— START —
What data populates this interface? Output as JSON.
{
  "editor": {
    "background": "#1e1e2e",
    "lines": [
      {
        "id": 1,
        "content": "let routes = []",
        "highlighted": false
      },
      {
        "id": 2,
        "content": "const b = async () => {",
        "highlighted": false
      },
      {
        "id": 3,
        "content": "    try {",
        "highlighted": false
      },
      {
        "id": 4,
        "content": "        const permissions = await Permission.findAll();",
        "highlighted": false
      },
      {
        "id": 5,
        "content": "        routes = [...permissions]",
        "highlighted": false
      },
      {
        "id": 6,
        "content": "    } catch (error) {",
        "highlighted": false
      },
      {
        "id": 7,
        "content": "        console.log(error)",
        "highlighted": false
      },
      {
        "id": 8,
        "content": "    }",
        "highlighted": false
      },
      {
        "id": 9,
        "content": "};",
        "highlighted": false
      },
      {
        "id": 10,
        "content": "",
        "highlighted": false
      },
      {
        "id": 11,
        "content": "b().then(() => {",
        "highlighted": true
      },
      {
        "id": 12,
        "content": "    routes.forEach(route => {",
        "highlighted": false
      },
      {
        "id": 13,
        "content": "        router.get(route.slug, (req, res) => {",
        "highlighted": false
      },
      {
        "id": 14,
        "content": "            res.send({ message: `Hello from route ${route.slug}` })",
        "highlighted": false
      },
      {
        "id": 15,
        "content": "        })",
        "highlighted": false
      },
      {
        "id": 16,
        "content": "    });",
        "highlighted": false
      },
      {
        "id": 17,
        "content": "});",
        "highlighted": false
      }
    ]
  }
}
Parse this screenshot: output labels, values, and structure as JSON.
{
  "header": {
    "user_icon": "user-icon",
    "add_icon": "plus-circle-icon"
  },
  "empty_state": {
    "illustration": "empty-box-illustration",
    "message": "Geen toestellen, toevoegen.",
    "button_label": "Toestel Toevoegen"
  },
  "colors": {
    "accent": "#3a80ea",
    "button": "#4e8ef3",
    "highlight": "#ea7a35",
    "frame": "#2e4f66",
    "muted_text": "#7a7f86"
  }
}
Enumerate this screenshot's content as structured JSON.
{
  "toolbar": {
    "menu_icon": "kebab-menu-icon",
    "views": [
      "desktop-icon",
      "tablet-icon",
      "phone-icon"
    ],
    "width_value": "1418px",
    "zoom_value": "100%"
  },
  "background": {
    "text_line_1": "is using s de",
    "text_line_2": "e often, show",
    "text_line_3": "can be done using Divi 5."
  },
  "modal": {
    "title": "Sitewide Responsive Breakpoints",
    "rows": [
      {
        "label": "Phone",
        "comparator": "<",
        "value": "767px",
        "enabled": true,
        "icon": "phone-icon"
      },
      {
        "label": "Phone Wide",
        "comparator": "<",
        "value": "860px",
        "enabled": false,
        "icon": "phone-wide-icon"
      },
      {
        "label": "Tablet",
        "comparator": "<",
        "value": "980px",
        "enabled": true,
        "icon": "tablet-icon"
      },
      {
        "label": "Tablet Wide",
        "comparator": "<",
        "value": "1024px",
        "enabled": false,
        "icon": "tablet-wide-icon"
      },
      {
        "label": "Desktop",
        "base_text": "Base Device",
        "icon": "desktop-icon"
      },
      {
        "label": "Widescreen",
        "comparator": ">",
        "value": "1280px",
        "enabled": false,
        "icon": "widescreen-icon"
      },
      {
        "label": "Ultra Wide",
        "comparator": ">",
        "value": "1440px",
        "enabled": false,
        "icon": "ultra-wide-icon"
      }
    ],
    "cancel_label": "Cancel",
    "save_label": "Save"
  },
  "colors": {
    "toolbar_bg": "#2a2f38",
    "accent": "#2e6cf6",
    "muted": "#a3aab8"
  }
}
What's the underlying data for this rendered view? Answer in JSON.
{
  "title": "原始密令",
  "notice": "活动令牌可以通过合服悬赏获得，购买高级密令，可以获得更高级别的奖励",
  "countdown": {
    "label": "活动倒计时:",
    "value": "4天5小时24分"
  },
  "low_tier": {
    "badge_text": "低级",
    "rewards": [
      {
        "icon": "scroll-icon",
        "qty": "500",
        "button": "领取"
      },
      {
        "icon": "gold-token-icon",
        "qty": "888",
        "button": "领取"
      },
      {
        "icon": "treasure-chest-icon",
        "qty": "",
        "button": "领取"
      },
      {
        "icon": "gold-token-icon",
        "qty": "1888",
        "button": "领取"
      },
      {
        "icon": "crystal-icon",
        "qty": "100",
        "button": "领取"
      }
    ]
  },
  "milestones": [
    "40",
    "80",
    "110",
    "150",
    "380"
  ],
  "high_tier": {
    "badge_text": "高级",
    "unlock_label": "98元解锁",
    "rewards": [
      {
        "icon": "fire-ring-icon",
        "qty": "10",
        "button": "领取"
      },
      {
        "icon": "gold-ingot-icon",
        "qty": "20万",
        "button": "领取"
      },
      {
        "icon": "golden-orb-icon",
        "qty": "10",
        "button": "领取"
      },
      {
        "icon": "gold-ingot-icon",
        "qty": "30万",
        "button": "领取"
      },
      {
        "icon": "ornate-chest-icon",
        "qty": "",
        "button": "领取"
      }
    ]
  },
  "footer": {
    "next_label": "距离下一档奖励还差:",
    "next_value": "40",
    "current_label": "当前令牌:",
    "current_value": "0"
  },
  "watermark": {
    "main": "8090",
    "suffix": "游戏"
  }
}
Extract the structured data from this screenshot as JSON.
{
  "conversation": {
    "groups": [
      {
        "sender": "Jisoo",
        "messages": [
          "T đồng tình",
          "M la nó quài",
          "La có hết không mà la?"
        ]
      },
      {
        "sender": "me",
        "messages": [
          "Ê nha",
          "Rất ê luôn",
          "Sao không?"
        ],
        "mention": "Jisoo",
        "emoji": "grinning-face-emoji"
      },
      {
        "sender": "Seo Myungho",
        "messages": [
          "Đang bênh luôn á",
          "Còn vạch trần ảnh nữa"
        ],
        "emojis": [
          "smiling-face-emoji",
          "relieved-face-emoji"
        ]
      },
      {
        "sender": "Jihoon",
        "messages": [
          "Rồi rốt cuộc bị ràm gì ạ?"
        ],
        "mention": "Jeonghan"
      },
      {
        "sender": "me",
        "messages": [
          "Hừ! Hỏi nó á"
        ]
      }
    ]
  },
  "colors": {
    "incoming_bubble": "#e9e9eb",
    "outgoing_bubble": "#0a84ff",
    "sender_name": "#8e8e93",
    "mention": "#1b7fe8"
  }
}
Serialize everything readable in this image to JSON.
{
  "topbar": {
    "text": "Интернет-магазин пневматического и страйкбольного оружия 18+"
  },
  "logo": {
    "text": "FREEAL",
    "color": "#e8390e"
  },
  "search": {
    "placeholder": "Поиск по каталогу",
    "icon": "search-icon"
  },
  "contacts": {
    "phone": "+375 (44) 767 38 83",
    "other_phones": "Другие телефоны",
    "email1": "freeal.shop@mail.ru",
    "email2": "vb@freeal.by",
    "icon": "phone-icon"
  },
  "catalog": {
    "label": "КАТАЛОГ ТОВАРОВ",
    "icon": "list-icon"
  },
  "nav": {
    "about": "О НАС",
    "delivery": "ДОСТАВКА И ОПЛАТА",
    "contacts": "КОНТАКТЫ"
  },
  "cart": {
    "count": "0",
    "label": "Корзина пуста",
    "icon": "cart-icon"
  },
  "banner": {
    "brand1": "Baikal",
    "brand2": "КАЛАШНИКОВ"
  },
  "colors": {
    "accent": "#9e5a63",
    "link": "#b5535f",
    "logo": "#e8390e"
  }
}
— END —
**Job**
Please repeat all the records above exactly as they appear.

**Solution to this task**
What data populates this interface? Output as JSON.
{
  "editor": {
    "background": "#1e1e2e",
    "lines": [
      {
        "id": 1,
        "content": "let routes = []",
        "highlighted": false
      },
      {
        "id": 2,
        "content": "const b = async () => {",
        "highlighted": false
      },
      {
        "id": 3,
        "content": "    try {",
        "highlighted": false
      },
      {
        "id": 4,
        "content": "        const permissions = await Permission.findAll();",
        "highlighted": false
      },
      {
        "id": 5,
        "content": "        routes = [...permissions]",
        "highlighted": false
      },
      {
        "id": 6,
        "content": "    } catch (error) {",
        "highlighted": false
      },
      {
        "id": 7,
        "content": "        console.log(error)",
        "highlighted": false
      },
      {
        "id": 8,
        "content": "    }",
        "highlighted": false
      },
      {
        "id": 9,
        "content": "};",
        "highlighted": false
      },
      {
        "id": 10,
        "content": "",
        "highlighted": false
      },
      {
        "id": 11,
        "content": "b().then(() => {",
        "highlighted": true
      },
      {
        "id": 12,
        "content": "    routes.forEach(route => {",
        "highlighted": false
      },
      {
        "id": 13,
        "content": "        router.get(route.slug, (req, res) => {",
        "highlighted": false
      },
      {
        "id": 14,
        "content": "            res.send({ message: `Hello from route ${route.slug}` })",
        "highlighted": false
      },
      {
        "id": 15,
        "content": "        })",
        "highlighted": false
      },
      {
        "id": 16,
        "content": "    });",
        "highlighted": false
      },
      {
        "id": 17,
        "content": "});",
        "highlighted": false
      }
    ]
  }
}
Parse this screenshot: output labels, values, and structure as JSON.
{
  "header": {
    "user_icon": "user-icon",
    "add_icon": "plus-circle-icon"
  },
  "empty_state": {
    "illustration": "empty-box-illustration",
    "message": "Geen toestellen, toevoegen.",
    "button_label": "Toestel Toevoegen"
  },
  "colors": {
    "accent": "#3a80ea",
    "button": "#4e8ef3",
    "highlight": "#ea7a35",
    "frame": "#2e4f66",
    "muted_text": "#7a7f86"
  }
}
Enumerate this screenshot's content as structured JSON.
{
  "toolbar": {
    "menu_icon": "kebab-menu-icon",
    "views": [
      "desktop-icon",
      "tablet-icon",
      "phone-icon"
    ],
    "width_value": "1418px",
    "zoom_value": "100%"
  },
  "background": {
    "text_line_1": "is using s de",
    "text_line_2": "e often, show",
    "text_line_3": "can be done using Divi 5."
  },
  "modal": {
    "title": "Sitewide Responsive Breakpoints",
    "rows": [
      {
        "label": "Phone",
        "comparator": "<",
        "value": "767px",
        "enabled": true,
        "icon": "phone-icon"
      },
      {
        "label": "Phone Wide",
        "comparator": "<",
        "value": "860px",
        "enabled": false,
        "icon": "phone-wide-icon"
      },
      {
        "label": "Tablet",
        "comparator": "<",
        "value": "980px",
        "enabled": true,
        "icon": "tablet-icon"
      },
      {
        "label": "Tablet Wide",
        "comparator": "<",
        "value": "1024px",
        "enabled": false,
        "icon": "tablet-wide-icon"
      },
      {
        "label": "Desktop",
        "base_text": "Base Device",
        "icon": "desktop-icon"
      },
      {
        "label": "Widescreen",
        "comparator": ">",
        "value": "1280px",
        "enabled": false,
        "icon": "widescreen-icon"
      },
      {
        "label": "Ultra Wide",
        "comparator": ">",
        "value": "1440px",
        "enabled": false,
        "icon": "ultra-wide-icon"
      }
    ],
    "cancel_label": "Cancel",
    "save_label": "Save"
  },
  "colors": {
    "toolbar_bg": "#2a2f38",
    "accent": "#2e6cf6",
    "muted": "#a3aab8"
  }
}
What's the underlying data for this rendered view? Answer in JSON.
{
  "title": "原始密令",
  "notice": "活动令牌可以通过合服悬赏获得，购买高级密令，可以获得更高级别的奖励",
  "countdown": {
    "label": "活动倒计时:",
    "value": "4天5小时24分"
  },
  "low_tier": {
    "badge_text": "低级",
    "rewards": [
      {
        "icon": "scroll-icon",
        "qty": "500",
        "button": "领取"
      },
      {
        "icon": "gold-token-icon",
        "qty": "888",
        "button": "领取"
      },
      {
        "icon": "treasure-chest-icon",
        "qty": "",
        "button": "领取"
      },
      {
        "icon": "gold-token-icon",
        "qty": "1888",
        "button": "领取"
      },
      {
        "icon": "crystal-icon",
        "qty": "100",
        "button": "领取"
      }
    ]
  },
  "milestones": [
    "40",
    "80",
    "110",
    "150",
    "380"
  ],
  "high_tier": {
    "badge_text": "高级",
    "unlock_label": "98元解锁",
    "rewards": [
      {
        "icon": "fire-ring-icon",
        "qty": "10",
        "button": "领取"
      },
      {
        "icon": "gold-ingot-icon",
        "qty": "20万",
        "button": "领取"
      },
      {
        "icon": "golden-orb-icon",
        "qty": "10",
        "button": "领取"
      },
      {
        "icon": "gold-ingot-icon",
        "qty": "30万",
        "button": "领取"
      },
      {
        "icon": "ornate-chest-icon",
        "qty": "",
        "button": "领取"
      }
    ]
  },
  "footer": {
    "next_label": "距离下一档奖励还差:",
    "next_value": "40",
    "current_label": "当前令牌:",
    "current_value": "0"
  },
  "watermark": {
    "main": "8090",
    "suffix": "游戏"
  }
}
Extract the structured data from this screenshot as JSON.
{
  "conversation": {
    "groups": [
      {
        "sender": "Jisoo",
        "messages": [
          "T đồng tình",
          "M la nó quài",
          "La có hết không mà la?"
        ]
      },
      {
        "sender": "me",
        "messages": [
          "Ê nha",
          "Rất ê luôn",
          "Sao không?"
        ],
        "mention": "Jisoo",
        "emoji": "grinning-face-emoji"
      },
      {
        "sender": "Seo Myungho",
        "messages": [
          "Đang bênh luôn á",
          "Còn vạch trần ảnh nữa"
        ],
        "emojis": [
          "smiling-face-emoji",
          "relieved-face-emoji"
        ]
      },
      {
        "sender": "Jihoon",
        "messages": [
          "Rồi rốt cuộc bị ràm gì ạ?"
        ],
        "mention": "Jeonghan"
      },
      {
        "sender": "me",
        "messages": [
          "Hừ! Hỏi nó á"
        ]
      }
    ]
  },
  "colors": {
    "incoming_bubble": "#e9e9eb",
    "outgoing_bubble": "#0a84ff",
    "sender_name": "#8e8e93",
    "mention": "#1b7fe8"
  }
}
Serialize everything readable in this image to JSON.
{
  "topbar": {
    "text": "Интернет-магазин пневматического и страйкбольного оружия 18+"
  },
  "logo": {
    "text": "FREEAL",
    "color": "#e8390e"
  },
  "search": {
    "placeholder": "Поиск по каталогу",
    "icon": "search-icon"
  },
  "contacts": {
    "phone": "+375 (44) 767 38 83",
    "other_phones": "Другие телефоны",
    "email1": "freeal.shop@mail.ru",
    "email2": "vb@freeal.by",
    "icon": "phone-icon"
  },
  "catalog": {
    "label": "КАТАЛОГ ТОВАРОВ",
    "icon": "list-icon"
  },
  "nav": {
    "about": "О НАС",
    "delivery": "ДОСТАВКА И ОПЛАТА",
    "contacts": "КОНТАКТЫ"
  },
  "cart": {
    "count": "0",
    "label": "Корзина пуста",
    "icon": "cart-icon"
  },
  "banner": {
    "brand1": "Baikal",
    "brand2": "КАЛАШНИКОВ"
  },
  "colors": {
    "accent": "#9e5a63",
    "link": "#b5535f",
    "logo": "#e8390e"
  }
}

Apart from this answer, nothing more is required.